* [Collected data entries]:

####################

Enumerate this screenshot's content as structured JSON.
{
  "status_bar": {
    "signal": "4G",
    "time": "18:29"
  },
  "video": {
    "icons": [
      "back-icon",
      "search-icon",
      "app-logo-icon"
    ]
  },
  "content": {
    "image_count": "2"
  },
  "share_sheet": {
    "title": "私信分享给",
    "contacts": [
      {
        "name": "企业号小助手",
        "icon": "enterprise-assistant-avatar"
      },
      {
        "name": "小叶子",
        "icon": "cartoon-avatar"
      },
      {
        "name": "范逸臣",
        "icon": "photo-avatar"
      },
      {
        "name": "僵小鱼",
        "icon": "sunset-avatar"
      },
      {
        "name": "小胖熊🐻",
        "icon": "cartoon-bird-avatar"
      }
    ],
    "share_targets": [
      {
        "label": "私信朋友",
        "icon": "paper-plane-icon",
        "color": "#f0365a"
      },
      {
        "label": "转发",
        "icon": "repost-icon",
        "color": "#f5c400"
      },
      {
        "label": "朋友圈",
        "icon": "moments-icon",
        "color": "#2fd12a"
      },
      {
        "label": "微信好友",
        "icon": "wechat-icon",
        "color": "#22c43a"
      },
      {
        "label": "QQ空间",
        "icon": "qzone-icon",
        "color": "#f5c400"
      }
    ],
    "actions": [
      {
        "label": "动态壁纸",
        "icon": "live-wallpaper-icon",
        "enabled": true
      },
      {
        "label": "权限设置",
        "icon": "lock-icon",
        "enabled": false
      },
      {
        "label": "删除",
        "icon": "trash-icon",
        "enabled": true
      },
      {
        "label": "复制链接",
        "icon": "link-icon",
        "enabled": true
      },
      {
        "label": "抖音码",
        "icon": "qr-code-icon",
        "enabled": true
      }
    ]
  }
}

####################

* [Work to be completed]:
Determine how many lines of the entries above carry the string "color", and give that number alone.

* [Answer for this exercise]:
5